PROBLEM TO WORK ON:
Lay out every line of the items below as a Markdown table with the columns "No." and "Entry", numbering the rows in order and skipping blank lines.

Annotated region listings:
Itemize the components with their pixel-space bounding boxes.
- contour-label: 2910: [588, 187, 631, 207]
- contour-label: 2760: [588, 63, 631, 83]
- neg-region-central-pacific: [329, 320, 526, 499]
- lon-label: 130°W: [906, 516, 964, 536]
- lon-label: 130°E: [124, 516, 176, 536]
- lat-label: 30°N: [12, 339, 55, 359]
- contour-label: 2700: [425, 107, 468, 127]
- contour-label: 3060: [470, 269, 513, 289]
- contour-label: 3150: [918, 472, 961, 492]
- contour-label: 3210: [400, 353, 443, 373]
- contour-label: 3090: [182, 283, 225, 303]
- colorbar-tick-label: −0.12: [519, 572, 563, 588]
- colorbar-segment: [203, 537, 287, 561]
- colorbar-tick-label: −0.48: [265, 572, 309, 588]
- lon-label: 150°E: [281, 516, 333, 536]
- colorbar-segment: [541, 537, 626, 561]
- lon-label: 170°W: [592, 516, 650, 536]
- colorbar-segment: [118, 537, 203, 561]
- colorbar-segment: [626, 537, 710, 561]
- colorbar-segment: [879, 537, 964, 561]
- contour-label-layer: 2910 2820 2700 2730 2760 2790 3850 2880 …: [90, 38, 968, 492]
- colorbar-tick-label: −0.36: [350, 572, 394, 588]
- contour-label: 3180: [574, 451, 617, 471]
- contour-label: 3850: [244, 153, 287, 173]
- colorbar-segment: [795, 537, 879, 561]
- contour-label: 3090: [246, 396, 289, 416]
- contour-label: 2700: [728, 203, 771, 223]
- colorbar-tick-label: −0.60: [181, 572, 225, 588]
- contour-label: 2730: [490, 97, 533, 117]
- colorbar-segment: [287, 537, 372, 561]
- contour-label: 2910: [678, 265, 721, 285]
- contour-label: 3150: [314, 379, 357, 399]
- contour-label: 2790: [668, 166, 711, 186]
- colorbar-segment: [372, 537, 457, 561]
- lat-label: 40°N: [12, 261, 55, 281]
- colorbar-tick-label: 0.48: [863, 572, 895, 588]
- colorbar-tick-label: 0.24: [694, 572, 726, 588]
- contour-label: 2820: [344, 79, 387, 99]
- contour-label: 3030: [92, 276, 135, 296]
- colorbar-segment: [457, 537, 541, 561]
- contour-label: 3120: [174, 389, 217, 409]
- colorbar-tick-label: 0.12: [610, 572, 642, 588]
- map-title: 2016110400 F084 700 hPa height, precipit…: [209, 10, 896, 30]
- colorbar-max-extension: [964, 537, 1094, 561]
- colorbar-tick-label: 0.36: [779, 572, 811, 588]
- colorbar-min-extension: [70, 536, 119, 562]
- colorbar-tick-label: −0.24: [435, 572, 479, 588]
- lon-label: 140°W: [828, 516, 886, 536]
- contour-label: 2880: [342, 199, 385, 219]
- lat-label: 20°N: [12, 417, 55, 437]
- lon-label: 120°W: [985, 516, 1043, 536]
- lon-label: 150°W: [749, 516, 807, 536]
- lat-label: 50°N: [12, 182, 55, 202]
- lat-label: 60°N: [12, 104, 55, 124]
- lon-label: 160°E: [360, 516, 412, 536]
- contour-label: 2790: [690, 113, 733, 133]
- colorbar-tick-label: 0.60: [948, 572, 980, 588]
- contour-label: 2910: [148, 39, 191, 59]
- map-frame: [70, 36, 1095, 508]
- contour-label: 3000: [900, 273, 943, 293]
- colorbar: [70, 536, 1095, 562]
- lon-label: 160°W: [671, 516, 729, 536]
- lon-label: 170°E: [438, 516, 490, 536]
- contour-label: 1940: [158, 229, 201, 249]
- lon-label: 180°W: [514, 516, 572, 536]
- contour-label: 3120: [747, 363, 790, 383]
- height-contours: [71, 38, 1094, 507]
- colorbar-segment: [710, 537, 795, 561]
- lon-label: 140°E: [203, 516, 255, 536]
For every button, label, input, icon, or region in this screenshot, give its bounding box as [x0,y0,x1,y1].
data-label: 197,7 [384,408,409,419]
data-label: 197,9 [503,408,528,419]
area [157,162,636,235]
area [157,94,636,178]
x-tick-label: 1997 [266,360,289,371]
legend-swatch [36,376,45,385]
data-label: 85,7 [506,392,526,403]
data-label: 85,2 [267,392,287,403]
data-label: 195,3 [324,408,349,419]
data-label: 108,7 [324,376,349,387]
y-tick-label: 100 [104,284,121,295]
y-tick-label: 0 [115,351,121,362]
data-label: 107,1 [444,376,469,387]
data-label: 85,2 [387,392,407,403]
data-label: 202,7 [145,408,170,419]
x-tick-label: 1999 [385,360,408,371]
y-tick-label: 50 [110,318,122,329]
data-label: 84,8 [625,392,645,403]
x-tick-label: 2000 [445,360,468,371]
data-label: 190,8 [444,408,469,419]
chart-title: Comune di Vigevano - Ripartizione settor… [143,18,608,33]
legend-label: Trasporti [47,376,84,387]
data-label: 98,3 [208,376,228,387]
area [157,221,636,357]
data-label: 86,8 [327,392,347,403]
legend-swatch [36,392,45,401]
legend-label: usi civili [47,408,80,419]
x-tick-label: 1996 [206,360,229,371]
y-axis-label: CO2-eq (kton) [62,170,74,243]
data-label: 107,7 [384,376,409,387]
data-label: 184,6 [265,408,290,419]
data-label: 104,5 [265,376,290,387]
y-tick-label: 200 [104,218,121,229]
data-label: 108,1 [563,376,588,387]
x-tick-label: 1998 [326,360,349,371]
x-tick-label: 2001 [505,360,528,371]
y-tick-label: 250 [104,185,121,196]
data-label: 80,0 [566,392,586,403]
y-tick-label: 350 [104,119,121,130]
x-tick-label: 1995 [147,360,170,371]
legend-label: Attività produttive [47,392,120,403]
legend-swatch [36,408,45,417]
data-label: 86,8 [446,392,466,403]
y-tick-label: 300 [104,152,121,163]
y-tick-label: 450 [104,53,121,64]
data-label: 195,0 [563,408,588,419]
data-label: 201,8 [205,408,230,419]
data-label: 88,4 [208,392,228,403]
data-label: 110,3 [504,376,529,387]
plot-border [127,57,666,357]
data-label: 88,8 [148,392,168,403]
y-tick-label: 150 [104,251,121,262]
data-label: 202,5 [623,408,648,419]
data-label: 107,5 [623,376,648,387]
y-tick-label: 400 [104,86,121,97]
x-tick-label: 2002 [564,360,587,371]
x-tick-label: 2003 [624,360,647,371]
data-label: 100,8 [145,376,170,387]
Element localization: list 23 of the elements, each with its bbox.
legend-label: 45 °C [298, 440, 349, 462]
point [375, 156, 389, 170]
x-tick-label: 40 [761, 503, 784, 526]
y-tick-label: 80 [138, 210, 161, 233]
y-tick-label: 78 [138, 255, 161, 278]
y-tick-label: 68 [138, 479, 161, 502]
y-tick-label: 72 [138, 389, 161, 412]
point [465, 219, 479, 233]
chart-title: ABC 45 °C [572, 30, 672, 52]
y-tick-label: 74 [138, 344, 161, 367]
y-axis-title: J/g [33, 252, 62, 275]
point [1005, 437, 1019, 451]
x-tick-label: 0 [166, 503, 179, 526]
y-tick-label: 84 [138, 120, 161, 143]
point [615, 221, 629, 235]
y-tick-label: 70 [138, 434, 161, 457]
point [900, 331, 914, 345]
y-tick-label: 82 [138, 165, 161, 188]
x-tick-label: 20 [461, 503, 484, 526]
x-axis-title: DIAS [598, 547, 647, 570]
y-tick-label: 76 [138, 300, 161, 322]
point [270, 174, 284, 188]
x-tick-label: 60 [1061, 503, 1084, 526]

REPLY TO THE TASK:
| No. | Entry |
|---|---|
| 1 | Itemize the components with their pixel-space bounding boxes. |
| 2 | - contour-label: 2910: [588, 187, 631, 207] |
| 3 | - contour-label: 2760: [588, 63, 631, 83] |
| 4 | - neg-region-central-pacific: [329, 320, 526, 499] |
| 5 | - lon-label: 130°W: [906, 516, 964, 536] |
| 6 | - lon-label: 130°E: [124, 516, 176, 536] |
| 7 | - lat-label: 30°N: [12, 339, 55, 359] |
| 8 | - contour-label: 2700: [425, 107, 468, 127] |
| 9 | - contour-label: 3060: [470, 269, 513, 289] |
| 10 | - contour-label: 3150: [918, 472, 961, 492] |
| 11 | - contour-label: 3210: [400, 353, 443, 373] |
| 12 | - contour-label: 3090: [182, 283, 225, 303] |
| 13 | - colorbar-tick-label: −0.12: [519, 572, 563, 588] |
| 14 | - colorbar-segment: [203, 537, 287, 561] |
| 15 | - colorbar-tick-label: −0.48: [265, 572, 309, 588] |
| 16 | - lon-label: 150°E: [281, 516, 333, 536] |
| 17 | - colorbar-segment: [541, 537, 626, 561] |
| 18 | - lon-label: 170°W: [592, 516, 650, 536] |
| 19 | - colorbar-segment: [118, 537, 203, 561] |
| 20 | - colorbar-segment: [626, 537, 710, 561] |
| 21 | - colorbar-segment: [879, 537, 964, 561] |
| 22 | - contour-label-layer: 2910 2820 2700 2730 2760 2790 3850 2880 …: [90, 38, 968, 492] |
| 23 | - colorbar-tick-label: −0.36: [350, 572, 394, 588] |
| 24 | - contour-label: 3180: [574, 451, 617, 471] |
| 25 | - contour-label: 3850: [244, 153, 287, 173] |
| 26 | - colorbar-segment: [795, 537, 879, 561] |
| 27 | - contour-label: 3090: [246, 396, 289, 416] |
| 28 | - contour-label: 2700: [728, 203, 771, 223] |
| 29 | - colorbar-tick-label: −0.60: [181, 572, 225, 588] |
| 30 | - contour-label: 2730: [490, 97, 533, 117] |
| 31 | - colorbar-segment: [287, 537, 372, 561] |
| 32 | - contour-label: 2910: [678, 265, 721, 285] |
| 33 | - contour-label: 3150: [314, 379, 357, 399] |
| 34 | - contour-label: 2790: [668, 166, 711, 186] |
| 35 | - colorbar-segment: [372, 537, 457, 561] |
| 36 | - lat-label: 40°N: [12, 261, 55, 281] |
| 37 | - colorbar-tick-label: 0.48: [863, 572, 895, 588] |
| 38 | - colorbar-tick-label: 0.24: [694, 572, 726, 588] |
| 39 | - contour-label: 2820: [344, 79, 387, 99] |
| 40 | - contour-label: 3030: [92, 276, 135, 296] |
| 41 | - colorbar-segment: [457, 537, 541, 561] |
| 42 | - contour-label: 3120: [174, 389, 217, 409] |
| 43 | - colorbar-tick-label: 0.12: [610, 572, 642, 588] |
| 44 | - map-title: 2016110400 F084 700 hPa height, precipit…: [209, 10, 896, 30] |
| 45 | - colorbar-max-extension: [964, 537, 1094, 561] |
| 46 | - colorbar-tick-label: 0.36: [779, 572, 811, 588] |
| 47 | - colorbar-min-extension: [70, 536, 119, 562] |
| 48 | - colorbar-tick-label: −0.24: [435, 572, 479, 588] |
| 49 | - lon-label: 140°W: [828, 516, 886, 536] |
| 50 | - contour-label: 2880: [342, 199, 385, 219] |
| 51 | - lat-label: 20°N: [12, 417, 55, 437] |
| 52 | - lon-label: 120°W: [985, 516, 1043, 536] |
| 53 | - lon-label: 150°W: [749, 516, 807, 536] |
| 54 | - lat-label: 50°N: [12, 182, 55, 202] |
| 55 | - lat-label: 60°N: [12, 104, 55, 124] |
| 56 | - lon-label: 160°E: [360, 516, 412, 536] |
| 57 | - contour-label: 2790: [690, 113, 733, 133] |
| 58 | - colorbar-tick-label: 0.60: [948, 572, 980, 588] |
| 59 | - contour-label: 2910: [148, 39, 191, 59] |
| 60 | - map-frame: [70, 36, 1095, 508] |
| 61 | - contour-label: 3000: [900, 273, 943, 293] |
| 62 | - colorbar: [70, 536, 1095, 562] |
| 63 | - lon-label: 160°W: [671, 516, 729, 536] |
| 64 | - lon-label: 170°E: [438, 516, 490, 536] |
| 65 | - contour-label: 1940: [158, 229, 201, 249] |
| 66 | - lon-label: 180°W: [514, 516, 572, 536] |
| 67 | - contour-label: 3120: [747, 363, 790, 383] |
| 68 | - height-contours: [71, 38, 1094, 507] |
| 69 | - colorbar-segment: [710, 537, 795, 561] |
| 70 | - lon-label: 140°E: [203, 516, 255, 536] |
| 71 | For every button, label, input, icon, or region in this screenshot, give its bounding box as [x0,y0,x1,y1]. |
| 72 | data-label: 197,7 [384,408,409,419] |
| 73 | data-label: 197,9 [503,408,528,419] |
| 74 | area [157,162,636,235] |
| 75 | area [157,94,636,178] |
| 76 | x-tick-label: 1997 [266,360,289,371] |
| 77 | legend-swatch [36,376,45,385] |
| 78 | data-label: 85,7 [506,392,526,403] |
| 79 | data-label: 85,2 [267,392,287,403] |
| 80 | data-label: 195,3 [324,408,349,419] |
| 81 | data-label: 108,7 [324,376,349,387] |
| 82 | y-tick-label: 100 [104,284,121,295] |
| 83 | y-tick-label: 0 [115,351,121,362] |
| 84 | data-label: 107,1 [444,376,469,387] |
| 85 | data-label: 85,2 [387,392,407,403] |
| 86 | data-label: 202,7 [145,408,170,419] |
| 87 | x-tick-label: 1999 [385,360,408,371] |
| 88 | y-tick-label: 50 [110,318,122,329] |
| 89 | data-label: 84,8 [625,392,645,403] |
| 90 | x-tick-label: 2000 [445,360,468,371] |
| 91 | data-label: 190,8 [444,408,469,419] |
| 92 | chart-title: Comune di Vigevano - Ripartizione settor… [143,18,608,33] |
| 93 | legend-label: Trasporti [47,376,84,387] |
| 94 | data-label: 98,3 [208,376,228,387] |
| 95 | area [157,221,636,357] |
| 96 | data-label: 86,8 [327,392,347,403] |
| 97 | legend-swatch [36,392,45,401] |
| 98 | legend-label: usi civili [47,408,80,419] |
| 99 | x-tick-label: 1996 [206,360,229,371] |
| 100 | y-axis-label: CO2-eq (kton) [62,170,74,243] |
| 101 | data-label: 107,7 [384,376,409,387] |
| 102 | data-label: 184,6 [265,408,290,419] |
| 103 | data-label: 104,5 [265,376,290,387] |
| 104 | y-tick-label: 200 [104,218,121,229] |
| 105 | data-label: 108,1 [563,376,588,387] |
| 106 | x-tick-label: 1998 [326,360,349,371] |
| 107 | x-tick-label: 2001 [505,360,528,371] |
| 108 | y-tick-label: 250 [104,185,121,196] |
| 109 | data-label: 80,0 [566,392,586,403] |
| 110 | y-tick-label: 350 [104,119,121,130] |
| 111 | x-tick-label: 1995 [147,360,170,371] |
| 112 | legend-label: Attività produttive [47,392,120,403] |
| 113 | legend-swatch [36,408,45,417] |
| 114 | data-label: 86,8 [446,392,466,403] |
| 115 | y-tick-label: 300 [104,152,121,163] |
| 116 | y-tick-label: 450 [104,53,121,64] |
| 117 | data-label: 195,0 [563,408,588,419] |
| 118 | data-label: 201,8 [205,408,230,419] |
| 119 | data-label: 88,4 [208,392,228,403] |
| 120 | data-label: 110,3 [504,376,529,387] |
| 121 | plot-border [127,57,666,357] |
| 122 | data-label: 88,8 [148,392,168,403] |
| 123 | y-tick-label: 150 [104,251,121,262] |
| 124 | data-label: 202,5 [623,408,648,419] |
| 125 | data-label: 107,5 [623,376,648,387] |
| 126 | y-tick-label: 400 [104,86,121,97] |
| 127 | x-tick-label: 2002 [564,360,587,371] |
| 128 | x-tick-label: 2003 [624,360,647,371] |
| 129 | data-label: 100,8 [145,376,170,387] |
| 130 | Element localization: list 23 of the elements, each with its bbox. |
| 131 | legend-label: 45 °C [298, 440, 349, 462] |
| 132 | point [375, 156, 389, 170] |
| 133 | x-tick-label: 40 [761, 503, 784, 526] |
| 134 | y-tick-label: 80 [138, 210, 161, 233] |
| 135 | y-tick-label: 78 [138, 255, 161, 278] |
| 136 | y-tick-label: 68 [138, 479, 161, 502] |
| 137 | y-tick-label: 72 [138, 389, 161, 412] |
| 138 | point [465, 219, 479, 233] |
| 139 | chart-title: ABC 45 °C [572, 30, 672, 52] |
| 140 | y-tick-label: 74 [138, 344, 161, 367] |
| 141 | y-axis-title: J/g [33, 252, 62, 275] |
| 142 | point [1005, 437, 1019, 451] |
| 143 | x-tick-label: 0 [166, 503, 179, 526] |
| 144 | y-tick-label: 84 [138, 120, 161, 143] |
| 145 | point [615, 221, 629, 235] |
| 146 | y-tick-label: 70 [138, 434, 161, 457] |
| 147 | point [900, 331, 914, 345] |
| 148 | y-tick-label: 82 [138, 165, 161, 188] |
| 149 | x-tick-label: 20 [461, 503, 484, 526] |
| 150 | x-axis-title: DIAS [598, 547, 647, 570] |
| 151 | y-tick-label: 76 [138, 300, 161, 322] |
| 152 | point [270, 174, 284, 188] |
| 153 | x-tick-label: 60 [1061, 503, 1084, 526] |